(GOAL) Report, as a bare number, how many lines of the material below contain the word "handle".
=====
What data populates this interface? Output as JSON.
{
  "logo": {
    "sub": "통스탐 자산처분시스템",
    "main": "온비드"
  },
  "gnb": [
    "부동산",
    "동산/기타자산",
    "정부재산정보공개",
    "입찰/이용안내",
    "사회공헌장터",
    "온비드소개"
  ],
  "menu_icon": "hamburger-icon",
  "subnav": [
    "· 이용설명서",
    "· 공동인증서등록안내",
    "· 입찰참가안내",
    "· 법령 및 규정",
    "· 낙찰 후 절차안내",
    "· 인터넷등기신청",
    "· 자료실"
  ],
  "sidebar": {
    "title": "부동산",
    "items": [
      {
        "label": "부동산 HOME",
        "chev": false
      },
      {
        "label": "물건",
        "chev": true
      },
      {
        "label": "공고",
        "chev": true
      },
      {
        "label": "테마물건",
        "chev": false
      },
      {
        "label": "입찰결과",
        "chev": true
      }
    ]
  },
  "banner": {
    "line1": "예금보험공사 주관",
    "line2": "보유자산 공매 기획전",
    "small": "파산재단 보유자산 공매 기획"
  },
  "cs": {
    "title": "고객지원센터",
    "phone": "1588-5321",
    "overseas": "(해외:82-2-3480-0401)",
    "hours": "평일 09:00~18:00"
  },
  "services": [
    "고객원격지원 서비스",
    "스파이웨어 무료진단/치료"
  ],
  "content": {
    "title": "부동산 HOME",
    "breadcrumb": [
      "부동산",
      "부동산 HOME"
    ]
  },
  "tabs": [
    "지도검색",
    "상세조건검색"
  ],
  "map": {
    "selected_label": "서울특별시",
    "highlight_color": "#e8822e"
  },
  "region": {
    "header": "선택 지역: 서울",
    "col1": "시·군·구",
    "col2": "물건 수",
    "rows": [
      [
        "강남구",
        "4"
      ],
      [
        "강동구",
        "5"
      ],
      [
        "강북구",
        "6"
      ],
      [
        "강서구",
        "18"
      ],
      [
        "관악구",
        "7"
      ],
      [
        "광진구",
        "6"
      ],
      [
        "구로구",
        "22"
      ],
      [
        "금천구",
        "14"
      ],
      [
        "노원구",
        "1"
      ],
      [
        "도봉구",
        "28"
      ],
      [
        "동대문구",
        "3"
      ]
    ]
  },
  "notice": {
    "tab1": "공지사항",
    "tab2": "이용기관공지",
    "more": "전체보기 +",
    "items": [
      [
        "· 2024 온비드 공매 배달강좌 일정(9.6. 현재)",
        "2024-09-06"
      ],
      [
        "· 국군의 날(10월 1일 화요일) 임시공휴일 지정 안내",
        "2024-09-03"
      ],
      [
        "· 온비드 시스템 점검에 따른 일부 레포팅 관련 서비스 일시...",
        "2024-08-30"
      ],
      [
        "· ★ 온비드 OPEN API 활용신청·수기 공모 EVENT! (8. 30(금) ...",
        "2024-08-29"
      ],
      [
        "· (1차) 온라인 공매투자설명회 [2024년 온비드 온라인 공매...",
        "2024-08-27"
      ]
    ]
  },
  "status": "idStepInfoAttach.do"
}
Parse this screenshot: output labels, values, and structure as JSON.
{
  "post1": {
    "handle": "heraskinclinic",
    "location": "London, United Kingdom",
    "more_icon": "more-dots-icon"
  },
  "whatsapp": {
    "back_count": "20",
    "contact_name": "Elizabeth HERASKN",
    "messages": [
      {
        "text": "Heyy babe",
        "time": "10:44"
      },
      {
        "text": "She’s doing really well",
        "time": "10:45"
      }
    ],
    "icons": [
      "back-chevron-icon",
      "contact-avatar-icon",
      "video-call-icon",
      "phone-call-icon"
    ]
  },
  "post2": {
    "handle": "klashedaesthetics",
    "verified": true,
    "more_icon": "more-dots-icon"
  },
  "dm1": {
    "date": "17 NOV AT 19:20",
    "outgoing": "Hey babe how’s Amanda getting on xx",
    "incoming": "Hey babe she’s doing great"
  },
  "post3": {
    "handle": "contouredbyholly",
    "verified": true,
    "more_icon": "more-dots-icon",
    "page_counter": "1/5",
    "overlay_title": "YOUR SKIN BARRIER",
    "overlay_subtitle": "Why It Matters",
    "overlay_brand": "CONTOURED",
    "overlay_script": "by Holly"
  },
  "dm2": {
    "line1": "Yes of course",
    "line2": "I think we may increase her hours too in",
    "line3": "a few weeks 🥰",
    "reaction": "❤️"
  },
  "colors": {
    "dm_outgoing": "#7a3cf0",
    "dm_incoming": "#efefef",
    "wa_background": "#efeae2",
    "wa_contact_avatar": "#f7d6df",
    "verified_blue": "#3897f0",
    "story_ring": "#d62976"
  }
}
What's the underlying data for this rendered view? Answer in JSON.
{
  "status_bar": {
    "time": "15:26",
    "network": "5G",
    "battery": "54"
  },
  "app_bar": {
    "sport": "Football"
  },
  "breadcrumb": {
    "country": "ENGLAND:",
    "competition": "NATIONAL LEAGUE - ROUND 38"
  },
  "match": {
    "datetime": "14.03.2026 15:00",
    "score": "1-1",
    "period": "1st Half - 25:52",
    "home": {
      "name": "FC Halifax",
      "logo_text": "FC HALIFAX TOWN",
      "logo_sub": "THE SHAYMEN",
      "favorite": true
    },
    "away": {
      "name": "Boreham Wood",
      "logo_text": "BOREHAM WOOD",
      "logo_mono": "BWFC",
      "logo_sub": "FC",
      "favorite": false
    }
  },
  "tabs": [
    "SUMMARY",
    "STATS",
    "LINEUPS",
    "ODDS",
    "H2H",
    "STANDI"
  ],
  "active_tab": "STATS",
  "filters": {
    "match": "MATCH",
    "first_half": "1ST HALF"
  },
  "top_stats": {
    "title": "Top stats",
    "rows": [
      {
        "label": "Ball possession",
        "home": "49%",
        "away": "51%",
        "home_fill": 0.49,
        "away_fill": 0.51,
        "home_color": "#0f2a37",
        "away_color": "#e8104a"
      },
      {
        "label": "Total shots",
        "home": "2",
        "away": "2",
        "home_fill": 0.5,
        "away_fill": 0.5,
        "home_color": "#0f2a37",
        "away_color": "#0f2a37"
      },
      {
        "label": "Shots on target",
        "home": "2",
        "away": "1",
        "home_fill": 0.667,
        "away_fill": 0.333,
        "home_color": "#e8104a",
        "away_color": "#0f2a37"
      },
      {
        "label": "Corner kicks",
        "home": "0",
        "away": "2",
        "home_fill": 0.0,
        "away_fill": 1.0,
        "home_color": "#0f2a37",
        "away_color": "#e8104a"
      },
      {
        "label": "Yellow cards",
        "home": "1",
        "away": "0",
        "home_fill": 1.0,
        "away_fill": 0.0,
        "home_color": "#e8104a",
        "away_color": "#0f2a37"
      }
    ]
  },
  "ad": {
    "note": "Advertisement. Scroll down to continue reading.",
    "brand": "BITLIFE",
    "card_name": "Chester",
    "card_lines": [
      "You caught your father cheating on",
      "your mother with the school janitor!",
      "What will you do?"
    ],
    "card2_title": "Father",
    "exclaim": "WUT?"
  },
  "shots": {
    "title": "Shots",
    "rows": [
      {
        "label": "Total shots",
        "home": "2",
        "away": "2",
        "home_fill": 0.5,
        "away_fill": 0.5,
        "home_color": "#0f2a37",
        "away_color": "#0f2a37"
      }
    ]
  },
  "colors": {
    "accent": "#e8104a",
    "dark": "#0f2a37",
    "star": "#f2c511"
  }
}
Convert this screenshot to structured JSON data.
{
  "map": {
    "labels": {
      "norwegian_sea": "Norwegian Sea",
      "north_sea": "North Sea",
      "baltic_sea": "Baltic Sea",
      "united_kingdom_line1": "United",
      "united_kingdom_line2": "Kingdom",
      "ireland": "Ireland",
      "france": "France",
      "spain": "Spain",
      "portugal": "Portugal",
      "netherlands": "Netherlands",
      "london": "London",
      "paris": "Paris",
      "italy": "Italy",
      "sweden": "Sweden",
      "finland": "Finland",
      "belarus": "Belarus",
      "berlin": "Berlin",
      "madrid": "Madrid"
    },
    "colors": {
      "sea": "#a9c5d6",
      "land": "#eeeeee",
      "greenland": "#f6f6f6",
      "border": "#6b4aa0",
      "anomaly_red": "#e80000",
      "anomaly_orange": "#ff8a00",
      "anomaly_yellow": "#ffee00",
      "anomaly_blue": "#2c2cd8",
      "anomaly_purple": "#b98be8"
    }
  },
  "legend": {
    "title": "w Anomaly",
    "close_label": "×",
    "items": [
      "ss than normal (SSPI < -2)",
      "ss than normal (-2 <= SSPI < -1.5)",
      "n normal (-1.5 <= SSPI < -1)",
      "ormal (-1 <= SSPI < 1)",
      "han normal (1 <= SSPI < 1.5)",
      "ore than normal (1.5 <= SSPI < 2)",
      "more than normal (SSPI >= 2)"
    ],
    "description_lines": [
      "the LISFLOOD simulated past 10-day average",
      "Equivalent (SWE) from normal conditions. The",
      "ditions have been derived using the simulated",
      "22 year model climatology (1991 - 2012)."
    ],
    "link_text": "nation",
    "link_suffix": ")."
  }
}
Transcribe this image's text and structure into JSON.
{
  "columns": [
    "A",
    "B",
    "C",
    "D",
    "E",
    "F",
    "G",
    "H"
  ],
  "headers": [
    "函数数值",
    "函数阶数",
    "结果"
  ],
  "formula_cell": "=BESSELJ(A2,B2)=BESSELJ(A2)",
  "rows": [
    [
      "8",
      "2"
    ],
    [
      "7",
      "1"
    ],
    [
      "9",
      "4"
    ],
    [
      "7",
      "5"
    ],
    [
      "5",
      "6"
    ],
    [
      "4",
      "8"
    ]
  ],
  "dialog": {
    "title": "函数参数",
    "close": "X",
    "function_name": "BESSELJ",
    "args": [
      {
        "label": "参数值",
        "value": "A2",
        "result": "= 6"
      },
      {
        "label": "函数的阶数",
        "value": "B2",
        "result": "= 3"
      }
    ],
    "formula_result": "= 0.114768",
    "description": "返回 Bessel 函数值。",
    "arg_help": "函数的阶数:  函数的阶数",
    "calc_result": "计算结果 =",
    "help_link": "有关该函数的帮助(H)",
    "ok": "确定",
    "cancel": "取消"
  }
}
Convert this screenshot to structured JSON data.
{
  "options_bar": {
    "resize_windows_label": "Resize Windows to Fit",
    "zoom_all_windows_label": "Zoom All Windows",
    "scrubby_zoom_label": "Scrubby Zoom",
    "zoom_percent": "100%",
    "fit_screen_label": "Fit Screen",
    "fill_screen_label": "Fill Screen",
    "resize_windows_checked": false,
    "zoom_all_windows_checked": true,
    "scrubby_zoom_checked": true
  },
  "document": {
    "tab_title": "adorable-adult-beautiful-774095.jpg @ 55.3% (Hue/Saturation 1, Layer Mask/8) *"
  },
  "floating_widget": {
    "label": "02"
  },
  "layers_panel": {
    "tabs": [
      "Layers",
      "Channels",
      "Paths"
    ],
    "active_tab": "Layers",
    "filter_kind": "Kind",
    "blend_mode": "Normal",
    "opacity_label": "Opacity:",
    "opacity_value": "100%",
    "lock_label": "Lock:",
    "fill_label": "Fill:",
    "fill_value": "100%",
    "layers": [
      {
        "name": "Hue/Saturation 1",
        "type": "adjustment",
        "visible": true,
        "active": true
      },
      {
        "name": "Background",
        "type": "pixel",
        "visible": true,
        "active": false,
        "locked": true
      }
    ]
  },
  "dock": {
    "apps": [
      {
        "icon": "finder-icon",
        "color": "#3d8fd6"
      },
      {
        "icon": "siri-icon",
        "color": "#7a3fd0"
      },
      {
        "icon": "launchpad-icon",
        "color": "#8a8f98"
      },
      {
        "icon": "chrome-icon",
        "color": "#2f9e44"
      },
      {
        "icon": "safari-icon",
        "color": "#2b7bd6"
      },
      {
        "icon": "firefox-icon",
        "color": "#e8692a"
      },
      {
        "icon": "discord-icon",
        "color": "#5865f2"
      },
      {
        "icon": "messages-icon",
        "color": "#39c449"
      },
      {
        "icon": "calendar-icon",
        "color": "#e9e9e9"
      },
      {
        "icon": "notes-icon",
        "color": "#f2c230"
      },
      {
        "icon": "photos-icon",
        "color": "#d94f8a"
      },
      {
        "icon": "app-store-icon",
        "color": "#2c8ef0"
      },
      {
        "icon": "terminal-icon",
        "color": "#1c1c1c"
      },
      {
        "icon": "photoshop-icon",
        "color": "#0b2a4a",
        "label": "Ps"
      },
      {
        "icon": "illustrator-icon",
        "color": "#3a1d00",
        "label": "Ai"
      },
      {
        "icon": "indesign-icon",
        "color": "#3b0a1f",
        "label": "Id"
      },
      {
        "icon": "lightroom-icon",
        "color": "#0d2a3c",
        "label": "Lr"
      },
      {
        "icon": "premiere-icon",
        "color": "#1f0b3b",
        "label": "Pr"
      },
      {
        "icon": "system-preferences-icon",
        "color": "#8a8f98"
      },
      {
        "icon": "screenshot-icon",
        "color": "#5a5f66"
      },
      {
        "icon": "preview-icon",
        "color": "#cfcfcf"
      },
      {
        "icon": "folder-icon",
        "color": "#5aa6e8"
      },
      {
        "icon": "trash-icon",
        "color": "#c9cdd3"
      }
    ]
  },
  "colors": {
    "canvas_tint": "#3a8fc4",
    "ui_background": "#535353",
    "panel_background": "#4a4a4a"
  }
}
=====
(WORKED SOLUTION) 3